= Task goal =
Below is a listing; write it out exactly and drop any images from it.

= Records provided =
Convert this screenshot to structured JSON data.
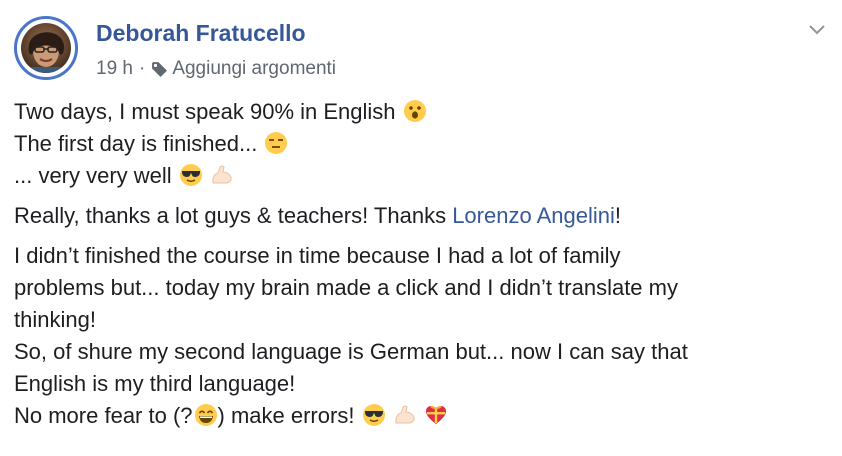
{
  "post": {
    "author": "Deborah Fratucello",
    "time": "19 h",
    "separator": "·",
    "add_topics": "Aggiungi argomenti",
    "line1": "Two days, I must speak 90% in English",
    "line2": "The first day is finished...",
    "line3": "... very very well",
    "thanks_prefix": "Really, thanks a lot guys & teachers! Thanks ",
    "mention": "Lorenzo Angelini",
    "thanks_suffix": "!",
    "p3_line1": "I didn’t finished the course in time because I had a lot of family",
    "p3_line2": "problems but... today my brain made a click and I didn’t translate my",
    "p3_line3": "thinking!",
    "p3_line4": "So, of shure my second language is German but... now I can say that",
    "p3_line5": "English is my third language!",
    "p3_line6a": "No more fear to (?",
    "p3_line6b": ") make errors!"
  },
  "icons": {
    "tag": "tag-icon",
    "chevron": "chevron-down-icon",
    "emoji_surprised": "surprised-emoji",
    "emoji_expressionless": "expressionless-emoji",
    "emoji_sunglasses": "sunglasses-emoji",
    "emoji_muscle": "flexed-biceps-emoji",
    "emoji_grin": "grinning-emoji",
    "emoji_heart_gift": "heart-with-ribbon-emoji"
  },
  "colors": {
    "author_link": "#365899",
    "meta_text": "#606770",
    "body_text": "#1c1e21",
    "avatar_ring": "#4a76c9"
  }
}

= Expected answer =
Convert this screenshot to structured JSON data.
{
  "post": {
    "author": "Deborah Fratucello",
    "time": "19 h",
    "separator": "·",
    "add_topics": "Aggiungi argomenti",
    "line1": "Two days, I must speak 90% in English",
    "line2": "The first day is finished...",
    "line3": "... very very well",
    "thanks_prefix": "Really, thanks a lot guys & teachers! Thanks ",
    "mention": "Lorenzo Angelini",
    "thanks_suffix": "!",
    "p3_line1": "I didn’t finished the course in time because I had a lot of family",
    "p3_line2": "problems but... today my brain made a click and I didn’t translate my",
    "p3_line3": "thinking!",
    "p3_line4": "So, of shure my second language is German but... now I can say that",
    "p3_line5": "English is my third language!",
    "p3_line6a": "No more fear to (?",
    "p3_line6b": ") make errors!"
  },
  "icons": {
    "tag": "tag-icon",
    "chevron": "chevron-down-icon",
    "emoji_surprised": "surprised-emoji",
    "emoji_expressionless": "expressionless-emoji",
    "emoji_sunglasses": "sunglasses-emoji",
    "emoji_muscle": "flexed-biceps-emoji",
    "emoji_grin": "grinning-emoji",
    "emoji_heart_gift": "heart-with-ribbon-emoji"
  },
  "colors": {
    "author_link": "#365899",
    "meta_text": "#606770",
    "body_text": "#1c1e21",
    "avatar_ring": "#4a76c9"
  }
}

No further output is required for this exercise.